■ Exercise
Your copy of the material must match it exactly, except that pictures are dropped.

■ Supplied material
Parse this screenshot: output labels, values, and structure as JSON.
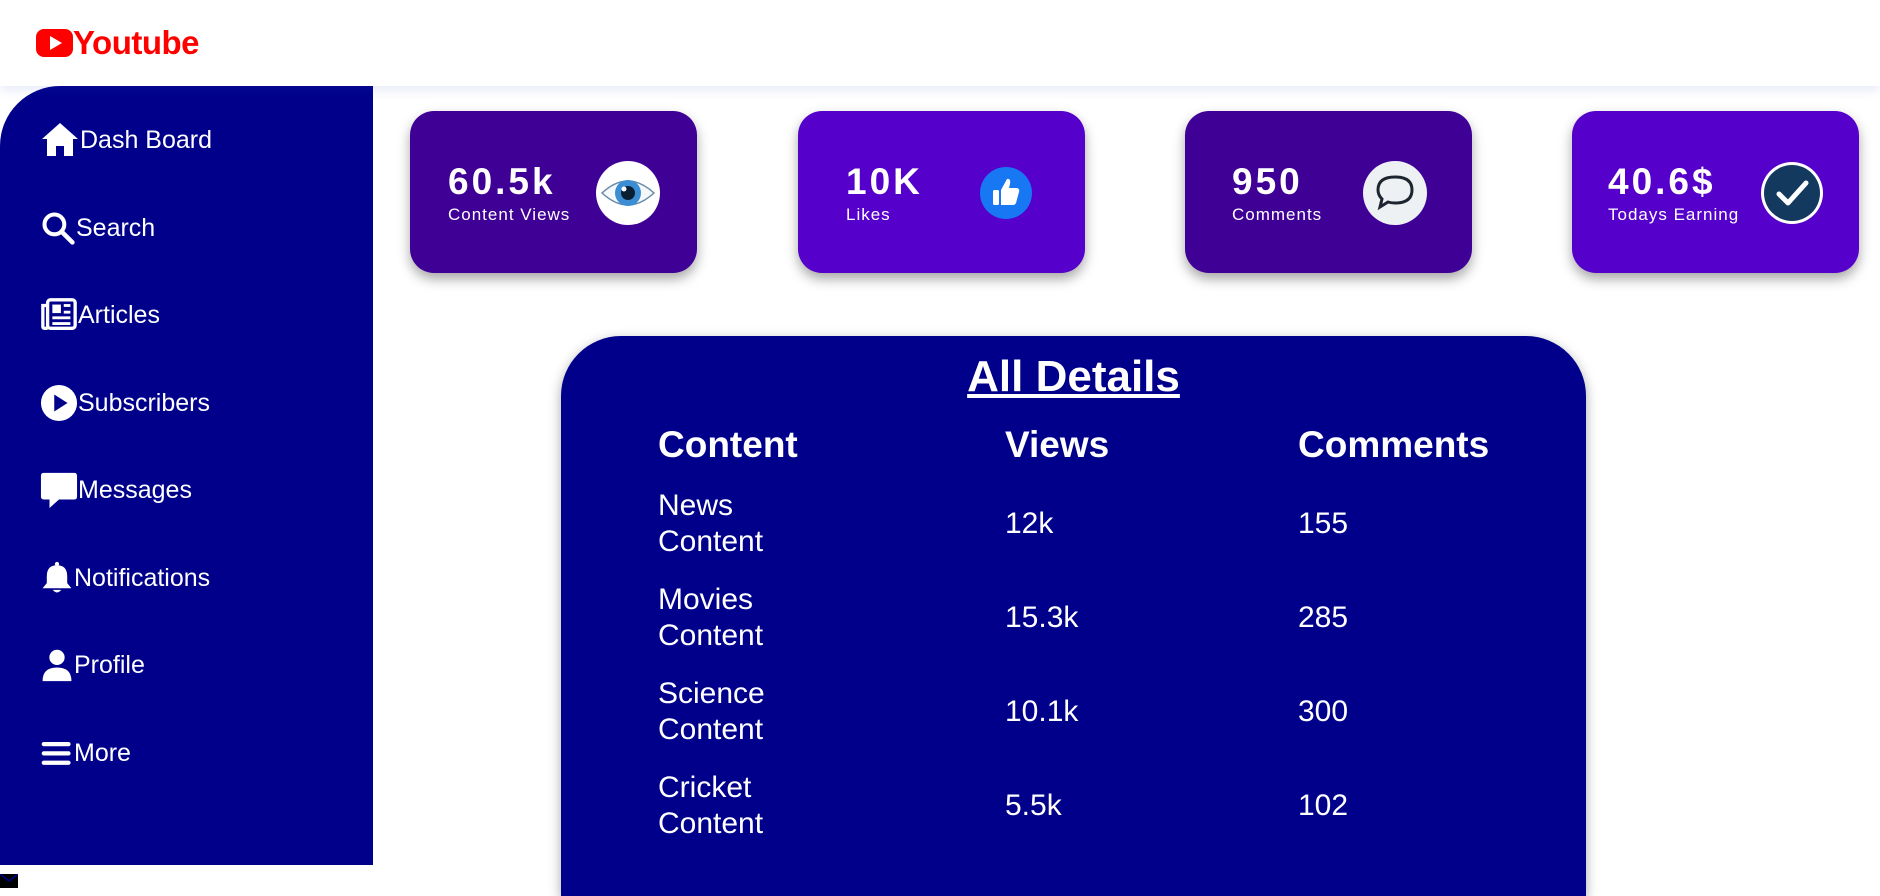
{
  "app": {
    "logo_text": "Youtube",
    "accent_color": "#ff0000"
  },
  "sidebar": {
    "items": [
      {
        "label": "Dash Board",
        "icon": "home-icon"
      },
      {
        "label": "Search",
        "icon": "search-icon"
      },
      {
        "label": "Articles",
        "icon": "newspaper-icon"
      },
      {
        "label": "Subscribers",
        "icon": "play-circle-icon"
      },
      {
        "label": "Messages",
        "icon": "message-icon"
      },
      {
        "label": "Notifications",
        "icon": "bell-icon"
      },
      {
        "label": "Profile",
        "icon": "user-icon"
      },
      {
        "label": "More",
        "icon": "menu-icon"
      }
    ]
  },
  "cards": [
    {
      "value": "60.5k",
      "label": "Content Views",
      "icon": "eye-icon"
    },
    {
      "value": "10K",
      "label": "Likes",
      "icon": "thumbs-up-icon"
    },
    {
      "value": "950",
      "label": "Comments",
      "icon": "comment-bubble-icon"
    },
    {
      "value": "40.6$",
      "label": "Todays Earning",
      "icon": "checkmark-icon"
    }
  ],
  "details": {
    "title": "All Details",
    "columns": [
      "Content",
      "Views",
      "Comments"
    ],
    "rows": [
      {
        "content": [
          "News",
          "Content"
        ],
        "views": "12k",
        "comments": "155"
      },
      {
        "content": [
          "Movies",
          "Content"
        ],
        "views": "15.3k",
        "comments": "285"
      },
      {
        "content": [
          "Science",
          "Content"
        ],
        "views": "10.1k",
        "comments": "300"
      },
      {
        "content": [
          "Cricket",
          "Content"
        ],
        "views": "5.5k",
        "comments": "102"
      }
    ]
  },
  "colors": {
    "sidebar_bg": "#00008b",
    "card_dark": "#3f0096",
    "card_light": "#5600cc",
    "panel_bg": "#00008b"
  }
}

■ Solution
Parse this screenshot: output labels, values, and structure as JSON.
{
  "app": {
    "logo_text": "Youtube",
    "accent_color": "#ff0000"
  },
  "sidebar": {
    "items": [
      {
        "label": "Dash Board",
        "icon": "home-icon"
      },
      {
        "label": "Search",
        "icon": "search-icon"
      },
      {
        "label": "Articles",
        "icon": "newspaper-icon"
      },
      {
        "label": "Subscribers",
        "icon": "play-circle-icon"
      },
      {
        "label": "Messages",
        "icon": "message-icon"
      },
      {
        "label": "Notifications",
        "icon": "bell-icon"
      },
      {
        "label": "Profile",
        "icon": "user-icon"
      },
      {
        "label": "More",
        "icon": "menu-icon"
      }
    ]
  },
  "cards": [
    {
      "value": "60.5k",
      "label": "Content Views",
      "icon": "eye-icon"
    },
    {
      "value": "10K",
      "label": "Likes",
      "icon": "thumbs-up-icon"
    },
    {
      "value": "950",
      "label": "Comments",
      "icon": "comment-bubble-icon"
    },
    {
      "value": "40.6$",
      "label": "Todays Earning",
      "icon": "checkmark-icon"
    }
  ],
  "details": {
    "title": "All Details",
    "columns": [
      "Content",
      "Views",
      "Comments"
    ],
    "rows": [
      {
        "content": [
          "News",
          "Content"
        ],
        "views": "12k",
        "comments": "155"
      },
      {
        "content": [
          "Movies",
          "Content"
        ],
        "views": "15.3k",
        "comments": "285"
      },
      {
        "content": [
          "Science",
          "Content"
        ],
        "views": "10.1k",
        "comments": "300"
      },
      {
        "content": [
          "Cricket",
          "Content"
        ],
        "views": "5.5k",
        "comments": "102"
      }
    ]
  },
  "colors": {
    "sidebar_bg": "#00008b",
    "card_dark": "#3f0096",
    "card_light": "#5600cc",
    "panel_bg": "#00008b"
  }
}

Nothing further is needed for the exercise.